Copy every line that holds "style".

[Data extracted from a collection]
§ §

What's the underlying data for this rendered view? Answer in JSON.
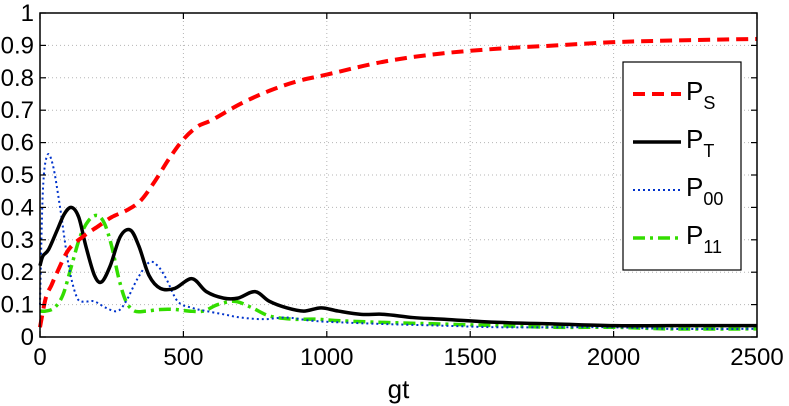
{
  "chart_data": {
    "type": "line",
    "title": "",
    "xlabel": "gt",
    "ylabel": "",
    "xlim": [
      0,
      2500
    ],
    "ylim": [
      0,
      1
    ],
    "grid": true,
    "legend_position": "right",
    "x_ticks": [
      0,
      500,
      1000,
      1500,
      2000,
      2500
    ],
    "y_ticks": [
      0,
      0.1,
      0.2,
      0.3,
      0.4,
      0.5,
      0.6,
      0.7,
      0.8,
      0.9,
      1
    ],
    "x_tick_labels": [
      "0",
      "500",
      "1000",
      "1500",
      "2000",
      "2500"
    ],
    "y_tick_labels": [
      "0",
      "0.1",
      "0.2",
      "0.3",
      "0.4",
      "0.5",
      "0.6",
      "0.7",
      "0.8",
      "0.9",
      "1"
    ],
    "series": [
      {
        "name": "PS",
        "label_main": "P",
        "label_sub": "S",
        "color": "#ff0000",
        "style": "dashed",
        "x": [
          0,
          20,
          40,
          60,
          100,
          150,
          200,
          250,
          300,
          350,
          400,
          450,
          500,
          550,
          600,
          700,
          800,
          900,
          1000,
          1200,
          1400,
          1600,
          1800,
          2000,
          2200,
          2500
        ],
        "y": [
          0.03,
          0.12,
          0.16,
          0.2,
          0.27,
          0.31,
          0.34,
          0.37,
          0.39,
          0.42,
          0.48,
          0.55,
          0.61,
          0.65,
          0.67,
          0.72,
          0.76,
          0.79,
          0.81,
          0.85,
          0.875,
          0.89,
          0.9,
          0.91,
          0.915,
          0.92
        ]
      },
      {
        "name": "PT",
        "label_main": "P",
        "label_sub": "T",
        "color": "#000000",
        "style": "solid",
        "x": [
          0,
          10,
          30,
          60,
          85,
          110,
          135,
          160,
          190,
          215,
          245,
          280,
          315,
          345,
          380,
          420,
          470,
          530,
          580,
          640,
          690,
          750,
          800,
          860,
          920,
          980,
          1040,
          1120,
          1200,
          1300,
          1400,
          1600,
          1800,
          2000,
          2200,
          2500
        ],
        "y": [
          0.22,
          0.25,
          0.27,
          0.33,
          0.38,
          0.4,
          0.37,
          0.28,
          0.19,
          0.17,
          0.22,
          0.31,
          0.33,
          0.28,
          0.19,
          0.15,
          0.15,
          0.18,
          0.14,
          0.12,
          0.12,
          0.14,
          0.11,
          0.09,
          0.08,
          0.09,
          0.08,
          0.07,
          0.07,
          0.06,
          0.055,
          0.045,
          0.04,
          0.035,
          0.035,
          0.035
        ]
      },
      {
        "name": "P00",
        "label_main": "P",
        "label_sub": "00",
        "color": "#0033cc",
        "style": "dotted",
        "x": [
          0,
          10,
          25,
          45,
          70,
          100,
          130,
          160,
          190,
          230,
          270,
          300,
          340,
          380,
          410,
          440,
          480,
          530,
          580,
          640,
          700,
          780,
          860,
          950,
          1050,
          1200,
          1400,
          1600,
          1800,
          2000,
          2200,
          2500
        ],
        "y": [
          0.1,
          0.45,
          0.56,
          0.53,
          0.4,
          0.22,
          0.12,
          0.11,
          0.11,
          0.09,
          0.08,
          0.11,
          0.18,
          0.23,
          0.22,
          0.18,
          0.11,
          0.09,
          0.08,
          0.07,
          0.06,
          0.055,
          0.06,
          0.05,
          0.045,
          0.04,
          0.035,
          0.03,
          0.03,
          0.03,
          0.025,
          0.025
        ]
      },
      {
        "name": "P11",
        "label_main": "P",
        "label_sub": "11",
        "color": "#33dd00",
        "style": "dashdot",
        "x": [
          0,
          20,
          50,
          80,
          110,
          140,
          170,
          200,
          225,
          250,
          275,
          300,
          330,
          370,
          420,
          470,
          520,
          570,
          620,
          680,
          740,
          800,
          880,
          960,
          1050,
          1200,
          1400,
          1600,
          1800,
          2000,
          2200,
          2500
        ],
        "y": [
          0.08,
          0.08,
          0.09,
          0.13,
          0.22,
          0.31,
          0.36,
          0.375,
          0.35,
          0.28,
          0.18,
          0.11,
          0.08,
          0.08,
          0.085,
          0.085,
          0.08,
          0.08,
          0.1,
          0.11,
          0.09,
          0.065,
          0.055,
          0.055,
          0.05,
          0.045,
          0.04,
          0.035,
          0.03,
          0.03,
          0.025,
          0.025
        ]
      }
    ]
  }
}
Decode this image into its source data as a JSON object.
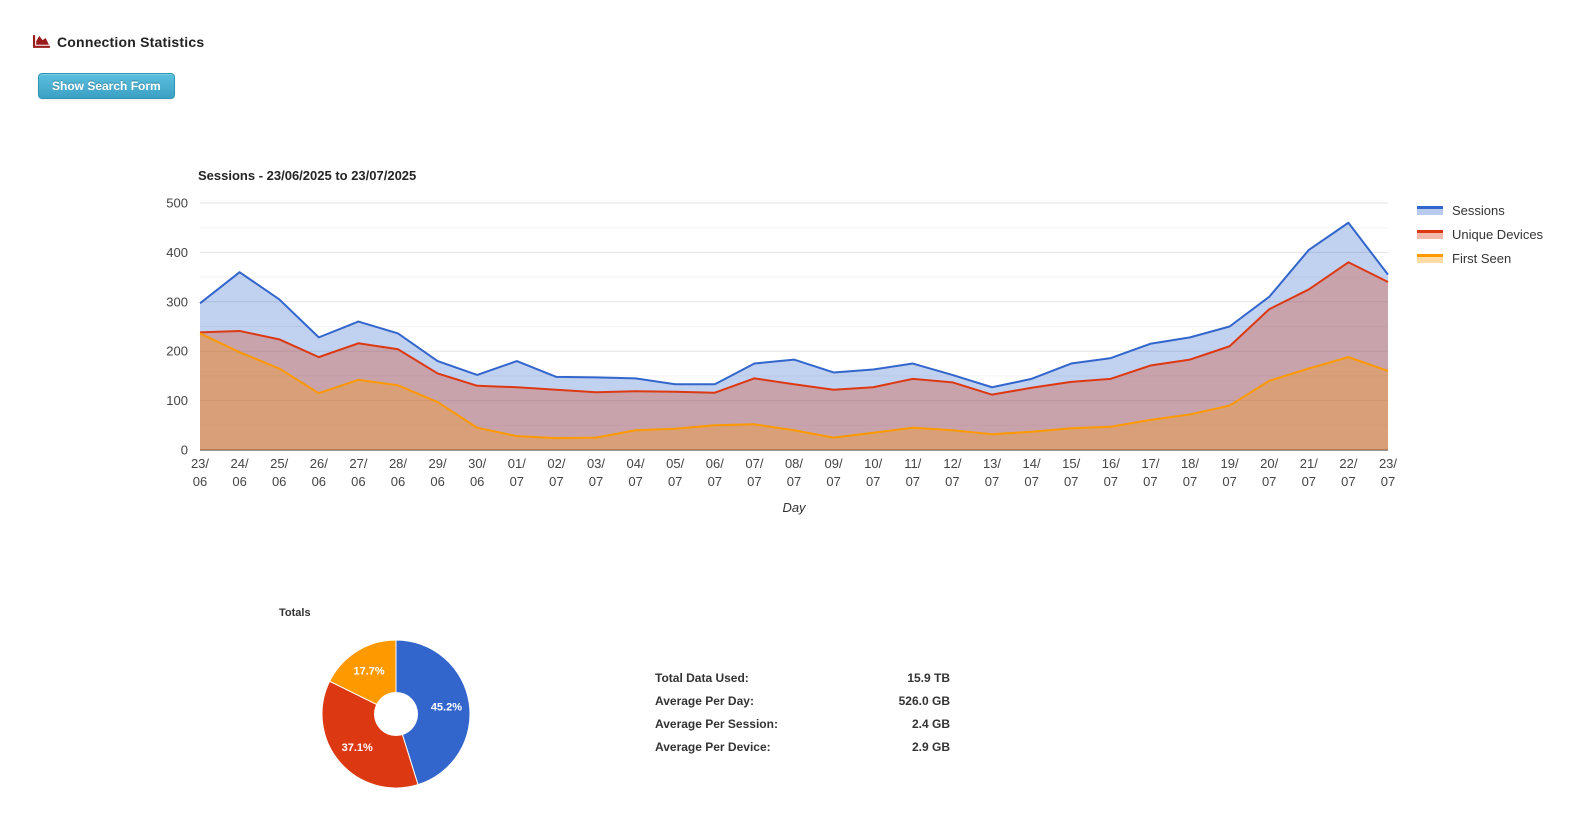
{
  "header": {
    "title": "Connection Statistics"
  },
  "toolbar": {
    "show_search_label": "Show Search Form"
  },
  "colors": {
    "header_icon": "#9b1c1c",
    "sessions": "#3366CC",
    "unique_devices": "#DC3912",
    "first_seen": "#FF9900"
  },
  "chart_data": [
    {
      "type": "area",
      "title": "Sessions - 23/06/2025 to 23/07/2025",
      "xlabel": "Day",
      "ylabel": "",
      "ylim": [
        0,
        500
      ],
      "yticks": [
        0,
        100,
        200,
        300,
        400,
        500
      ],
      "grid": true,
      "legend_position": "right",
      "categories": [
        "23/06",
        "24/06",
        "25/06",
        "26/06",
        "27/06",
        "28/06",
        "29/06",
        "30/06",
        "01/07",
        "02/07",
        "03/07",
        "04/07",
        "05/07",
        "06/07",
        "07/07",
        "08/07",
        "09/07",
        "10/07",
        "11/07",
        "12/07",
        "13/07",
        "14/07",
        "15/07",
        "16/07",
        "17/07",
        "18/07",
        "19/07",
        "20/07",
        "21/07",
        "22/07",
        "23/07"
      ],
      "series": [
        {
          "name": "Sessions",
          "color": "#3366CC",
          "values": [
            297,
            360,
            305,
            228,
            260,
            236,
            180,
            152,
            180,
            148,
            147,
            145,
            133,
            133,
            175,
            183,
            157,
            163,
            175,
            152,
            127,
            144,
            175,
            186,
            215,
            228,
            250,
            310,
            405,
            460,
            355
          ]
        },
        {
          "name": "Unique Devices",
          "color": "#DC3912",
          "values": [
            238,
            241,
            224,
            188,
            216,
            204,
            155,
            130,
            127,
            122,
            117,
            119,
            118,
            116,
            145,
            133,
            122,
            127,
            144,
            137,
            112,
            126,
            138,
            144,
            171,
            183,
            210,
            285,
            325,
            380,
            340
          ]
        },
        {
          "name": "First Seen",
          "color": "#FF9900",
          "values": [
            236,
            198,
            165,
            115,
            142,
            131,
            97,
            45,
            28,
            24,
            25,
            40,
            43,
            50,
            52,
            40,
            25,
            35,
            45,
            40,
            32,
            37,
            44,
            47,
            61,
            72,
            90,
            140,
            165,
            188,
            160
          ]
        }
      ]
    },
    {
      "type": "pie",
      "title": "Totals",
      "donut": true,
      "slices": [
        {
          "label": "45.2%",
          "value": 45.2,
          "color": "#3366CC"
        },
        {
          "label": "37.1%",
          "value": 37.1,
          "color": "#DC3912"
        },
        {
          "label": "17.7%",
          "value": 17.7,
          "color": "#FF9900"
        }
      ]
    }
  ],
  "totals": {
    "rows": [
      {
        "label": "Total Data Used:",
        "value": "15.9 TB"
      },
      {
        "label": "Average Per Day:",
        "value": "526.0 GB"
      },
      {
        "label": "Average Per Session:",
        "value": "2.4 GB"
      },
      {
        "label": "Average Per Device:",
        "value": "2.9 GB"
      }
    ]
  }
}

§ §

CORRECT RESULT:
        "style": "dashed",
        "style": "solid",
        "style": "dotted",
        "style": "dashdot",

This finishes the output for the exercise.